(Text provided)
+ + + + + + +
# Audio PC/Receiver Onkyo Issues - Help !!!



## omasood1 (Feb 27, 2011)

Hello, 

I have a HP computer set up as a media server with windows xp. I used a Sapphire HD 7750 for the graphics card but I am having issues with the audio? I have a Onkyo SR-608 hooked up with the PC, PS3, XBOX ... all are working fine except the PC. Everything is connected via HDMI
The receiver seems to keep trying to switch audio and I hear a ticking switch sound every time it does that with the PC while anything is playing, be it shows, movies, music, youtube or what ever. I am not sure what exactly is the issue. I have checked and updated drivers, cables, everything. I decided to go with a separate sound card thinking it would eliminate the problem but haven't decided on what sound card to go with. 

Could I get some input here? would that be the best solution? what exactly is causing this? 

Please help ....

Thanks


----------



## omasood1 (Feb 27, 2011)

No advice  ???


----------



## vann_d (Apr 7, 2009)

Try switching your PC input with xbox or whatever on the receiver. That way you can determine if the HDMI in on the receiver is bad. If it works fine with another source then you know it is the PC.

I would try to stick with HDMI if you can. Otherwise you could go with optical or coax digital. To me the separate sound card idea lost its appeal once I got HDMI out from my vid card working.

Make sure everything looks correct in you sound settings on the PC.


----------



## spytech (May 22, 2012)

vann_d said:


> Try switching your PC input with xbox or whatever on the receiver. That way you can determine if the HDMI in on the receiver is bad. If it works fine with another source then you know it is the PC.
> 
> I would try to stick with HDMI if you can. Otherwise you could go with optical or coax digital. To me the separate sound card idea lost its appeal once I got HDMI out from my vid card working.
> 
> Make sure everything looks correct in you sound settings on the PC.


I don't know if you checked this already or not, but I would be looking at the Video card drivers. Also I would check to see if when the display is up on the theater monitor, if the audio in the operating system is set to HDMI. It may be searching for the source, with all the clicking and such, or the material audio source is incompatible, with the decoder within the avr.
+ + + + + + +
(Data excerpts)
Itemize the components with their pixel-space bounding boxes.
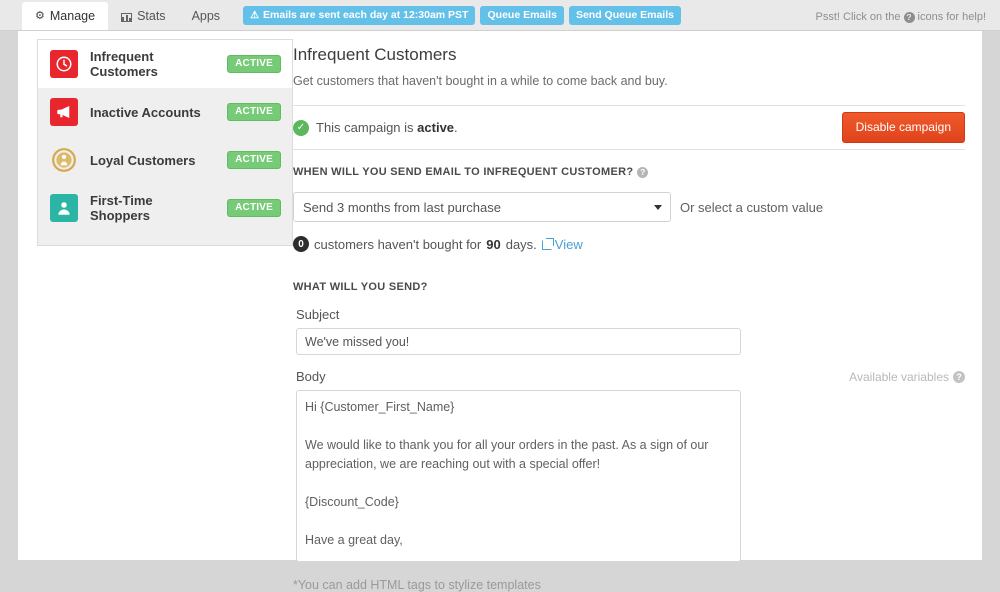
page-canvas: Infrequent Customers ACTIVE Inactive Acc… [18,31,982,592]
campaign-detail: Infrequent Customers Get customers that … [293,45,965,592]
question-mark-icon: ? [903,11,915,23]
when-send-section-text: WHEN WILL YOU SEND EMAIL TO INFREQUENT C… [293,166,634,178]
campaign-status-row: ✓ This campaign is active. Disable campa… [293,106,965,149]
top-bar-actions: ⚠ Emails are sent each day at 12:30am PS… [243,6,681,30]
queue-emails-label: Queue Emails [487,9,557,21]
page-subtitle: Get customers that haven't bought in a w… [293,74,668,88]
top-bar: ⚙ Manage Stats Apps ⚠ Emails are sent ea… [0,0,1000,31]
queue-emails-button[interactable]: Queue Emails [480,6,564,25]
what-send-section-label: WHAT WILL YOU SEND? [293,281,965,293]
help-hint-suffix: icons for help! [917,11,986,23]
customer-count-text-after: days. [505,236,537,252]
sidebar-item-first-time-shoppers[interactable]: First-Time Shoppers ACTIVE [38,184,292,232]
send-timing-selected-value: Send 3 months from last purchase [303,199,501,215]
campaign-status-suffix: . [454,120,458,135]
email-schedule-notice-label: Emails are sent each day at 12:30am PST [263,9,469,21]
custom-value-hint: Or select a custom value [680,199,824,215]
what-send-section-text: WHAT WILL YOU SEND? [293,281,428,293]
customer-count-row: 0 customers haven't bought for 90 days. … [293,236,965,252]
external-link-icon [541,238,554,250]
help-hint: Psst! Click on the ? icons for help! [816,11,986,30]
body-textarea[interactable] [296,390,741,562]
tab-list: ⚙ Manage Stats Apps [22,0,233,30]
person-icon [50,194,78,222]
html-tags-note: *You can add HTML tags to stylize templa… [293,578,541,592]
subject-field-group: Subject [296,307,965,355]
body-label: Body [296,369,326,384]
customer-count-badge: 0 [293,236,309,252]
tab-manage-label: Manage [49,8,96,23]
check-circle-icon: ✓ [293,119,309,136]
help-icon: ? [953,370,965,383]
campaign-status-prefix: This campaign is [316,120,414,135]
tab-stats[interactable]: Stats [108,3,179,30]
page-title: Infrequent Customers [293,45,457,64]
tab-apps[interactable]: Apps [179,3,234,30]
email-schedule-notice[interactable]: ⚠ Emails are sent each day at 12:30am PS… [243,6,476,25]
sidebar-item-label: Loyal Customers [90,152,196,168]
campaign-status-state: active [417,120,455,135]
available-variables-link[interactable]: Available variables ? [849,370,965,384]
help-icon[interactable]: ? [637,166,649,178]
tab-apps-label: Apps [191,9,221,23]
tab-stats-label: Stats [137,9,166,23]
when-send-section-label: WHEN WILL YOU SEND EMAIL TO INFREQUENT C… [293,166,965,178]
disable-campaign-button[interactable]: Disable campaign [841,112,965,143]
status-badge: ACTIVE [227,55,281,73]
status-badge: ACTIVE [227,151,281,169]
status-badge: ACTIVE [227,103,281,121]
status-badge: ACTIVE [227,199,281,217]
send-queue-emails-button[interactable]: Send Queue Emails [568,6,681,25]
megaphone-icon [50,98,78,126]
sidebar-item-label: First-Time Shoppers [90,193,153,223]
available-variables-label: Available variables [849,369,949,384]
help-hint-prefix: Psst! Click on the [815,11,901,23]
sidebar-item-label: Infrequent Customers [90,49,158,79]
sidebar-item-loyal-customers[interactable]: Loyal Customers ACTIVE [38,136,292,184]
send-timing-row: Send 3 months from last purchase Or sele… [293,192,965,222]
sidebar-item-inactive-accounts[interactable]: Inactive Accounts ACTIVE [38,88,292,136]
send-timing-select[interactable]: Send 3 months from last purchase [293,192,671,222]
campaign-list: Infrequent Customers ACTIVE Inactive Acc… [37,39,293,246]
tab-manage[interactable]: ⚙ Manage [22,2,109,30]
view-customers-link[interactable]: View [541,236,583,252]
customer-count-days: 90 [486,236,501,252]
body-label-row: Body Available variables ? [296,369,965,384]
divider [293,149,965,150]
medal-icon [50,146,78,174]
sidebar-item-label: Inactive Accounts [90,104,201,120]
sidebar-item-infrequent-customers[interactable]: Infrequent Customers ACTIVE [38,40,292,88]
send-queue-emails-label: Send Queue Emails [575,9,674,21]
gear-icon: ⚙ [35,9,45,22]
bar-chart-icon [121,13,133,22]
subject-label: Subject [296,307,340,322]
customer-count-text-before: customers haven't bought for [314,236,482,252]
subject-input[interactable] [296,328,741,355]
clock-icon [50,50,78,78]
view-customers-link-label: View [554,236,583,252]
warning-triangle-icon: ⚠ [250,9,260,21]
chevron-down-icon [654,205,662,210]
body-field-group: Body Available variables ? [296,369,965,567]
what-send-section: WHAT WILL YOU SEND? Subject Body Availab… [293,281,965,592]
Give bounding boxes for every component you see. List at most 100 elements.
+ + + + + + +
(Written instruction)
Could you extract, word for word, the part of the Onkyo receiver audio thread above that opens with the words containing "I have a HP" and closes with "to go with."?

(Solution to this problem)
I have a HP computer set up as a media server with windows xp. I used a Sapphire HD 7750 for the graphics card but I am having issues with the audio? I have a Onkyo SR-608 hooked up with the PC, PS3, XBOX ... all are working fine except the PC. Everything is connected via HDMI
The receiver seems to keep trying to switch audio and I hear a ticking switch sound every time it does that with the PC while anything is playing, be it shows, movies, music, youtube or what ever. I am not sure what exactly is the issue. I have checked and updated drivers, cables, everything. I decided to go with a separate sound card thinking it would eliminate the problem but haven't decided on what sound card to go with.